* **Exercise instructions**:
- a) Summarize the article about the 2021 Steve Martin Banjo Prize in two sentences.
- b) Continue the article about the 2021 Steve Martin Banjo Prize from its last sentence.

* **Excerpt**:

*** Begin section ***

Steve Martin Banjo Prize Names Two Winners in Two Genres for 2021
Alan Munde, left, and Don Vappie are the 2021 winners of the Steve Martin Banjo Prize.
The Steve Martin Banjo Prize has named two winners of its prestigious award for 2021. The honorees — Alan Munde and Don Vappie — put the wide range of the instrument’s styles and genres on full display. The prize, now entering its second decade, is in its second year being awarded via a partnership with Compass Records Group and the FreshGrass Foundation — the nonprofit organization that hosts the FreshGrass festivals and publishes No Depression and Folk Alley.
Munde and Vappie, selected by a board for the Steve Martin Banjo Prize that includes Alison Brown, Béla Fleck, Noam Pikelny, Dom Flemons, and others, will each receive a $25,000 unrestricted award.
Fresh out of college in 1969, Munde joined with Sam Bush and Wayne Steward to record the album Poor Richard’s Almanac, which has served as a touchstone for innovative bluegrass players for decades. Munde then toured with Jimmy Martin and the Sunny Mountain Boys for a couple years before forming his own band, Country Gazette, with fiddle player Byron Berline and bassist Roger Bush. Along with performing, Munde also built a career as an educator, writing out his solos at a time when that wasn’t common and presenting workshops for developing players, as well as serving on the faculty at South Plains College in Texas. He has published several books about learning bluegrass-style banjo and runs an online business called Al Munde’s Banjo College offering books, recordings, and downloadable lessons.
Vappie is likewise a composer, educator, and performer, but in a jazz style closely aligned with his work in preservation of New Orleans Creole culture. A 4-string banjo player, Vappie has recorded eight albums and helmed a PBS documentary, American Creole: New Orleans Reunion, with his wife, Milly, a historian. He has performed regularly at Preservation Hall and with Wynton Marsalis and the Jazz at Lincoln Center Orchestra, and he has presented educational programs for Carnegie Hall, NPR, and the Smithsonian. His latest album, The Blue Book of Storyville, was recorded with his trans-Atlantic band, Jazz Créole, and taps into the African griot tradition. It was chosen as the top jazz album of 2020 by The Sunday Times of London. During the COVID-19 lockdown, he recorded twice-daily Facebook Live shows titled “Coffee on the Porch with Don Vappie” and “Afternoon Songs with Don Vappie” to further connect with his local, national, and global community.

*** End section ***

[Dataset excerpts]
*** Begin section ***

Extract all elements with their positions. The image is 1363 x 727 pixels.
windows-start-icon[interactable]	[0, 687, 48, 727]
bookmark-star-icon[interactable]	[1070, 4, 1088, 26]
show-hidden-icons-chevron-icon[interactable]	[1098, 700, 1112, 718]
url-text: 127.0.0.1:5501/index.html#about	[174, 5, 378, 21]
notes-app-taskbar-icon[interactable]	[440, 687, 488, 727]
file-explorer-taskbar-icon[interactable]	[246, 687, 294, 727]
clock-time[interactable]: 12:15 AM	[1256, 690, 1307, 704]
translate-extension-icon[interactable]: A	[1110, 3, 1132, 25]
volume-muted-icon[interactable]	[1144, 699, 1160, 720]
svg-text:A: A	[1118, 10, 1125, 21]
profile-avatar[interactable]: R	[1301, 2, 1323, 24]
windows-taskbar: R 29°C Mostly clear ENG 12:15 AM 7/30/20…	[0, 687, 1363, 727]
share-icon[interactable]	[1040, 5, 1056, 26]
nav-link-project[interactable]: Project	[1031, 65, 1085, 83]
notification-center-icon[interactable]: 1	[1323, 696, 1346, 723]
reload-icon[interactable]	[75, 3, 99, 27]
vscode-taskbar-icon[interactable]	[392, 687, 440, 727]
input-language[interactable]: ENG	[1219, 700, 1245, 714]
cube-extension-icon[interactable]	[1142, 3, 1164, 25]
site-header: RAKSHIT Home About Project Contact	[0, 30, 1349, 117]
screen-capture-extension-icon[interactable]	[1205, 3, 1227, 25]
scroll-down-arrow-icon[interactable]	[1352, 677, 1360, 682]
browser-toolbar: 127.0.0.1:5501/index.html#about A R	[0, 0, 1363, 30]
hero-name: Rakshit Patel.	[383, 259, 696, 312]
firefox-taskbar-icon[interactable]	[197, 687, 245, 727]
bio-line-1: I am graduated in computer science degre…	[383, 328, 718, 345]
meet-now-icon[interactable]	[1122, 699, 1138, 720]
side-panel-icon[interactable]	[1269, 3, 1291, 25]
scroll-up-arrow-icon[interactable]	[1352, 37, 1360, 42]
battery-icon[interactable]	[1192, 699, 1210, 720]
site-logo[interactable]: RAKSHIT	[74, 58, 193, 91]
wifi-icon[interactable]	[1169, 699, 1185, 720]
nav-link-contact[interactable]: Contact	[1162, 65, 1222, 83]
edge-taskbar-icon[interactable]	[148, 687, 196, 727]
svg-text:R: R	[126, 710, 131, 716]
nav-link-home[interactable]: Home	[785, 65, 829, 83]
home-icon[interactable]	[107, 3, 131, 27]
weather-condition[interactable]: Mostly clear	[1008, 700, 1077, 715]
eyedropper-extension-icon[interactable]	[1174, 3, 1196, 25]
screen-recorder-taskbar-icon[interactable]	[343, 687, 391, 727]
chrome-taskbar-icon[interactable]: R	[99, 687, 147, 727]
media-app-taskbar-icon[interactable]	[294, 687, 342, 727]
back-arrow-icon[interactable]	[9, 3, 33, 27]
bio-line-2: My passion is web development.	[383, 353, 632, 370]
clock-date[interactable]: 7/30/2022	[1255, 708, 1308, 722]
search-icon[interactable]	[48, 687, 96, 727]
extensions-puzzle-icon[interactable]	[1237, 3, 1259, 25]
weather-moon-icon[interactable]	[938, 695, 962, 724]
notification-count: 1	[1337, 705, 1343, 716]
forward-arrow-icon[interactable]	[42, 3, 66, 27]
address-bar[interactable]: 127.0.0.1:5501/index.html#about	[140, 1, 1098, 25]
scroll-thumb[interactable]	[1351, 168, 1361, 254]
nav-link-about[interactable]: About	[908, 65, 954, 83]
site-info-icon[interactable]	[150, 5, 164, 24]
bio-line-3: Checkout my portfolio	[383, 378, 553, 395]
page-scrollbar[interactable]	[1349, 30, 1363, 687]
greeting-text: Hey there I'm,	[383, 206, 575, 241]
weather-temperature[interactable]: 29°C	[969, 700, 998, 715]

*** End section ***

* **Expected responses**:
- a) Alan Munde and Don Vappie, who show the banjo's wide range of styles, were named the 2021 winners of the Steve Martin Banjo Prize, and each will get a $25,000 unrestricted award. Munde is a bluegrass player and teacher known for the album Poor Richard's Almanac and the band Country Gazette, while Vappie is a 4-string jazz banjo player, composer, and teacher whose work helps preserve New Orleans Creole culture.

- b)
Comedian and banjo player Martin will introduce the winners on a livestream today at 6:30 p.m. ET on the Deering Banjo Company’s livestream channel, Deering Live, as well as on the Facebook pages of No Depression, the FreshGrass Festival, Folk Alley, Compass Records, and the International Bluegrass Music Association (find links to each viewing location here). The stream will also feature interviews and a live performance from Munde and Vappie and remarks from Sam Bush and Wynton Marsalis.
“I am so proud to have my name on the new, expanded Banjo prize, with its wider scope and broader considerations,” Martin said in a press release announcing the winners. “The world of the banjo is expanding and our goal is to bring it under one roof.”
The 2020 award, reimagined “in light of the tremendous need in the musical community” that year, offered $50,000 to be split among five winners: Jake Blount, Catherine “BB” Bowness, Matthew Davis, Gerry O’Connor, and Buddy Wachter.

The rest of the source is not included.